• **Written request**
Without the pictures, print each of the records below exactly as it appears.

········

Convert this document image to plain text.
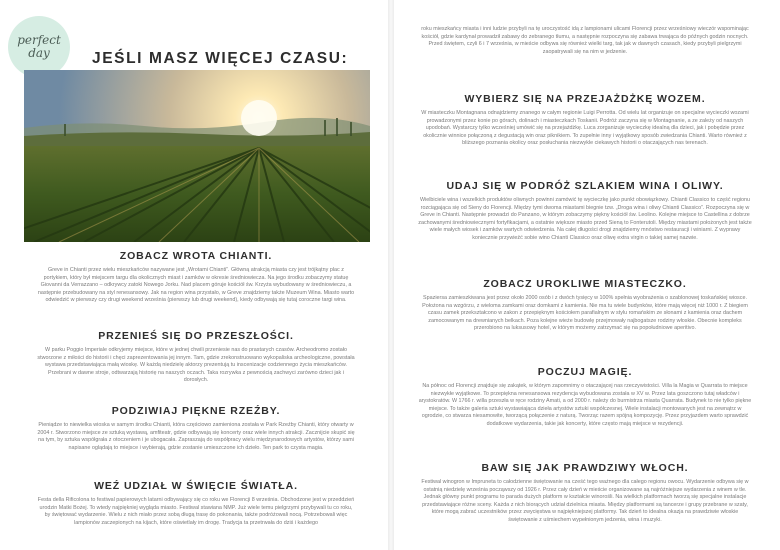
perfect
day	JEŚLI MASZ WIĘCEJ CZASU:
ZOBACZ WROTA CHIANTI.

Greve in Chianti przez wielu mieszkańców nazywane jest „Wrotami Chianti”. Główną atrakcją miasta czy jest trójkątny plac z portykiem, który był miejscem targu dla okolicznych miast i zamków w okresie średniowiecza. Na jego środku zobaczymy statuę Giovanni da Verrazzano – odkrywcy zatoki Nowego Jorku. Nad placem góruje kościół św. Krzyża wybudowany w średniowieczu, a następnie przebudowany na styl renesansowy. Jak na region wina przystało, w Greve znajdziemy także Muzeum Wina. Miasto warto odwiedzić w pierwszy czy drugi weekend września (pierwszy lub drugi weekend), kiedy odbywają się tutaj coroczne targi wina.

PRZENIEŚ SIĘ DO PRZESZŁOŚCI.

W parku Poggio Imperiale odkryjemy miejsce, które w jednej chwili przeniesie nas do prastarych czasów. Archeodromo zostało stworzone z miłości do historii i chęci zaprezentowania jej innym. Tam, gdzie zrekonstruowano wykopaliska archeologiczne, powstała wystawa przedstawiająca małą wioskę. W każdą niedzielę aktorzy prezentują tu inscenizacje codziennego życia mieszkańców. Przebrani w dawne stroje, odtwarzają historię na naszych oczach. Taka rozrywka z pewnością zachwyci zarówno dzieci jak i dorosłych.

PODZIWIAJ PIĘKNE RZEŹBY.

Pieniądze to niewielka wioska w samym środku Chianti, która częściowo zamieniona została w Park Rzeźby Chianti, który otwarty w 2004 r. Stworzono miejsce ze sztuką wystawą, amfiteatr, gdzie odbywają się koncerty oraz wiele innych atrakcji. Zacznijcie skupić się na tym, by sztuka współgrała z otoczeniem i je ubogacała. Zapraszają do współpracy wielu międzynarodowych artystów, którzy sami napisane oglądają to miejsce i wybierają, gdzie zostanie umieszczone ich dzieło. Ten park to czysta magia.

WEŹ UDZIAŁ W ŚWIĘCIE ŚWIATŁA.

Festa della Rificolona to festiwal papierowych latarni odbywający się co roku we Florencji 8 września. Obchodzone jest w przeddzień urodzin Matki Bożej. To wtedy najpiękniej wygląda miasto. Festiwal stawiana NMP. Już wiele temu pielgrzymi przybywali tu co roku, by świętować wydarzenie. Wielu z nich miało przez sobą długą trasę do pokonania, także podróżowali nocą. Potrzebowali więc lampionów zaczepionych na kijach, które oświetlały im drogę. Tradycja ta przetrwała do dziś i każdego

roku mieszkańcy miasta i inni ludzie przybyli na tę uroczystość idą z lampionami ulicami Florencji przez wrześniowy wieczór wspominając kościół, gdzie kardynał prowadził zabawy do zebranego tłumu, a następnie rozpoczyna się zabawa trwająca do późnych godzin nocnych. Przed świętem, czyli 6 i 7 września, w mieście odbywa się również wielki targ, tak jak w dawnych czasach, kiedy przybyli pielgrzymi zaopatrywali się na nim w jedzenie.

WYBIERZ SIĘ NA PRZEJAŻDŻKĘ WOZEM.

W miasteczku Montagnana odnajdziemy znanego w całym regionie Luigi Perrotta. Od wielu lat organizuje on specjalne wycieczki wozami prowadzonymi przez konie po górach, dolinach i miasteczkach Toskanii. Podróż zaczyna się w Montagnanie, a ze zależy od naszych upodobań. Wystarczy tylko wcześniej umówić się na przejażdżkę. Luca zorganizuje wycieczkę idealną dla dzieci, jak i pobędzie przez okolicznie winnice połączoną z degustacją win oraz piknikiem. To zupełnie inny i wyjątkowy sposób zwiedzania Chianti. Warto również z bliższego poznania okolicy oraz posłuchania niezwykle ciekawych historii o otaczających nas terenach.

UDAJ SIĘ W PODRÓŻ SZLAKIEM WINA I OLIWY.

Wielbiciele wina i wszelkich produktów oliwnych powinni zamówić tę wycieczkę jako punkt obowiązkowy. Chianti Classico to część regionu rozciągająca się od Sieny do Florencji. Między tymi dwoma miastami biegnie tzw. „Droga wina i oliwy Chianti Classico”. Rozpoczyna się w Greve in Chianti. Następnie prowadzi do Panzano, w którym zobaczymy piękny kościół św. Leolino. Kolejne miejsce to Castellina z dobrze zachowanymi średniowiecznymi fortyfikacjami, a ostatnie większe miasto przed Sieną to Fonterutoli. Między miastami położonych jest także wiele małych wiosek i zamków wartych odwiedzenia. Na całej długości drogi znajdziemy mnóstwo restauracji i winiarni. Z wyprawy koniecznie przywieźć sobie wino Chianti Classico oraz oliwę extra virgin o takiej samej nazwie.

ZOBACZ UROKLIWE MIASTECZKO.

Spaziersa zamieszkiwana jest przez około 2000 osób i z dwóch tysięcy w 100% spełnia wyobrażenia o szablonowej toskańskiej wiosce. Położona na wzgórzu, z wieloma zamkami oraz domkami z kamienia. Nie ma tu wiele budynków, które mają więcej niż 1000 r. Z biegiem czasu zamek przekształcono w zakon z przepięknym kościołem parafialnym w stylu romańskim ze słonami z kamienia oraz dachem zamocowanym na drewnianych belkach. Poza kolejne wieże budowlę przejmowały najbogatsze rodziny włoskie. Obecnie kompleks przerobiono na luksusowy hotel, w którym możemy zatrzymać się na popołudniowe aperitivo.

POCZUJ MAGIĘ.

Na północ od Florencji znajduje się zakątek, w którym zapomnimy o otaczającej nas rzeczywistości. Villa la Magia w Quarrata to miejsce niezwykłe wyjątkowe. To przepiękna renesansowa rezydencja wybudowana została w XV w. Przez lata goszczono tutaj władców i arystokratów. W 1766 r. willa przeszła w ręce rodziny Amati, a od 2000 r. należy do burmistrza miasta Quarrata. Budynek to nie tylko piękne miejsce. To także galeria sztuki wystawiająca dzieła artystów sztuki współczesnej. Wiele instalacji montowanych jest na zewnątrz w ogrodzie, co stwarza niesamowite, tworzącą połączenie z naturą. Tworząc razem spójną kompozycję. Przez przyjazdem warto sprawdzić dodatkowe wydarzenia, takie jak koncerty, które często mają miejsce w rezydencji.

BAW SIĘ JAK PRAWDZIWY WŁOCH.

Festiwal winogron w Impruneta to całodzienne świętowanie na cześć tego ważnego dla całego regionu owocu. Wydarzenie odbywa się w ostatnią niedzielę września począwszy od 1926 r. Przez cały dzień w mieście organizowane są najróżniejsze wydarzenia z winem w tle. Jednak główny punkt programu to parada dużych platform w kształcie winorośli. Na wielkich platformach tworzą się specjalne instalacje przedstawiające różne sceny. Każda z nich biorących udział dzielnica miasta. Między platformami są tancerze i grupy przebrane w szaty, które mogą zabrać uczestników przez zwycięstwa w najpiękniejszej platformy. Tak dzień to idealna okazja na prawdziwie włoskie świętowanie z uśmiechem wypełnionym jedzenia, wina i muzyki.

········

• **Complete response**
Convert this document image to plain text.
perfect
day	JEŚLI MASZ WIĘCEJ CZASU:
ZOBACZ WROTA CHIANTI.

Greve in Chianti przez wielu mieszkańców nazywane jest „Wrotami Chianti”. Główną atrakcją miasta czy jest trójkątny plac z portykiem, który był miejscem targu dla okolicznych miast i zamków w okresie średniowiecza. Na jego środku zobaczymy statuę Giovanni da Verrazzano – odkrywcy zatoki Nowego Jorku. Nad placem góruje kościół św. Krzyża wybudowany w średniowieczu, a następnie przebudowany na styl renesansowy. Jak na region wina przystało, w Greve znajdziemy także Muzeum Wina. Miasto warto odwiedzić w pierwszy czy drugi weekend września (pierwszy lub drugi weekend), kiedy odbywają się tutaj coroczne targi wina.

PRZENIEŚ SIĘ DO PRZESZŁOŚCI.

W parku Poggio Imperiale odkryjemy miejsce, które w jednej chwili przeniesie nas do prastarych czasów. Archeodromo zostało stworzone z miłości do historii i chęci zaprezentowania jej innym. Tam, gdzie zrekonstruowano wykopaliska archeologiczne, powstała wystawa przedstawiająca małą wioskę. W każdą niedzielę aktorzy prezentują tu inscenizacje codziennego życia mieszkańców. Przebrani w dawne stroje, odtwarzają historię na naszych oczach. Taka rozrywka z pewnością zachwyci zarówno dzieci jak i dorosłych.

PODZIWIAJ PIĘKNE RZEŹBY.

Pieniądze to niewielka wioska w samym środku Chianti, która częściowo zamieniona została w Park Rzeźby Chianti, który otwarty w 2004 r. Stworzono miejsce ze sztuką wystawą, amfiteatr, gdzie odbywają się koncerty oraz wiele innych atrakcji. Zacznijcie skupić się na tym, by sztuka współgrała z otoczeniem i je ubogacała. Zapraszają do współpracy wielu międzynarodowych artystów, którzy sami napisane oglądają to miejsce i wybierają, gdzie zostanie umieszczone ich dzieło. Ten park to czysta magia.

WEŹ UDZIAŁ W ŚWIĘCIE ŚWIATŁA.

Festa della Rificolona to festiwal papierowych latarni odbywający się co roku we Florencji 8 września. Obchodzone jest w przeddzień urodzin Matki Bożej. To wtedy najpiękniej wygląda miasto. Festiwal stawiana NMP. Już wiele temu pielgrzymi przybywali tu co roku, by świętować wydarzenie. Wielu z nich miało przez sobą długą trasę do pokonania, także podróżowali nocą. Potrzebowali więc lampionów zaczepionych na kijach, które oświetlały im drogę. Tradycja ta przetrwała do dziś i każdego

roku mieszkańcy miasta i inni ludzie przybyli na tę uroczystość idą z lampionami ulicami Florencji przez wrześniowy wieczór wspominając kościół, gdzie kardynał prowadził zabawy do zebranego tłumu, a następnie rozpoczyna się zabawa trwająca do późnych godzin nocnych. Przed świętem, czyli 6 i 7 września, w mieście odbywa się również wielki targ, tak jak w dawnych czasach, kiedy przybyli pielgrzymi zaopatrywali się na nim w jedzenie.

WYBIERZ SIĘ NA PRZEJAŻDŻKĘ WOZEM.

W miasteczku Montagnana odnajdziemy znanego w całym regionie Luigi Perrotta. Od wielu lat organizuje on specjalne wycieczki wozami prowadzonymi przez konie po górach, dolinach i miasteczkach Toskanii. Podróż zaczyna się w Montagnanie, a ze zależy od naszych upodobań. Wystarczy tylko wcześniej umówić się na przejażdżkę. Luca zorganizuje wycieczkę idealną dla dzieci, jak i pobędzie przez okolicznie winnice połączoną z degustacją win oraz piknikiem. To zupełnie inny i wyjątkowy sposób zwiedzania Chianti. Warto również z bliższego poznania okolicy oraz posłuchania niezwykle ciekawych historii o otaczających nas terenach.

UDAJ SIĘ W PODRÓŻ SZLAKIEM WINA I OLIWY.

Wielbiciele wina i wszelkich produktów oliwnych powinni zamówić tę wycieczkę jako punkt obowiązkowy. Chianti Classico to część regionu rozciągająca się od Sieny do Florencji. Między tymi dwoma miastami biegnie tzw. „Droga wina i oliwy Chianti Classico”. Rozpoczyna się w Greve in Chianti. Następnie prowadzi do Panzano, w którym zobaczymy piękny kościół św. Leolino. Kolejne miejsce to Castellina z dobrze zachowanymi średniowiecznymi fortyfikacjami, a ostatnie większe miasto przed Sieną to Fonterutoli. Między miastami położonych jest także wiele małych wiosek i zamków wartych odwiedzenia. Na całej długości drogi znajdziemy mnóstwo restauracji i winiarni. Z wyprawy koniecznie przywieźć sobie wino Chianti Classico oraz oliwę extra virgin o takiej samej nazwie.

ZOBACZ UROKLIWE MIASTECZKO.

Spaziersa zamieszkiwana jest przez około 2000 osób i z dwóch tysięcy w 100% spełnia wyobrażenia o szablonowej toskańskiej wiosce. Położona na wzgórzu, z wieloma zamkami oraz domkami z kamienia. Nie ma tu wiele budynków, które mają więcej niż 1000 r. Z biegiem czasu zamek przekształcono w zakon z przepięknym kościołem parafialnym w stylu romańskim ze słonami z kamienia oraz dachem zamocowanym na drewnianych belkach. Poza kolejne wieże budowlę przejmowały najbogatsze rodziny włoskie. Obecnie kompleks przerobiono na luksusowy hotel, w którym możemy zatrzymać się na popołudniowe aperitivo.

POCZUJ MAGIĘ.

Na północ od Florencji znajduje się zakątek, w którym zapomnimy o otaczającej nas rzeczywistości. Villa la Magia w Quarrata to miejsce niezwykłe wyjątkowe. To przepiękna renesansowa rezydencja wybudowana została w XV w. Przez lata goszczono tutaj władców i arystokratów. W 1766 r. willa przeszła w ręce rodziny Amati, a od 2000 r. należy do burmistrza miasta Quarrata. Budynek to nie tylko piękne miejsce. To także galeria sztuki wystawiająca dzieła artystów sztuki współczesnej. Wiele instalacji montowanych jest na zewnątrz w ogrodzie, co stwarza niesamowite, tworzącą połączenie z naturą. Tworząc razem spójną kompozycję. Przez przyjazdem warto sprawdzić dodatkowe wydarzenia, takie jak koncerty, które często mają miejsce w rezydencji.

BAW SIĘ JAK PRAWDZIWY WŁOCH.

Festiwal winogron w Impruneta to całodzienne świętowanie na cześć tego ważnego dla całego regionu owocu. Wydarzenie odbywa się w ostatnią niedzielę września począwszy od 1926 r. Przez cały dzień w mieście organizowane są najróżniejsze wydarzenia z winem w tle. Jednak główny punkt programu to parada dużych platform w kształcie winorośli. Na wielkich platformach tworzą się specjalne instalacje przedstawiające różne sceny. Każda z nich biorących udział dzielnica miasta. Między platformami są tancerze i grupy przebrane w szaty, które mogą zabrać uczestników przez zwycięstwa w najpiękniejszej platformy. Tak dzień to idealna okazja na prawdziwie włoskie świętowanie z uśmiechem wypełnionym jedzenia, wina i muzyki.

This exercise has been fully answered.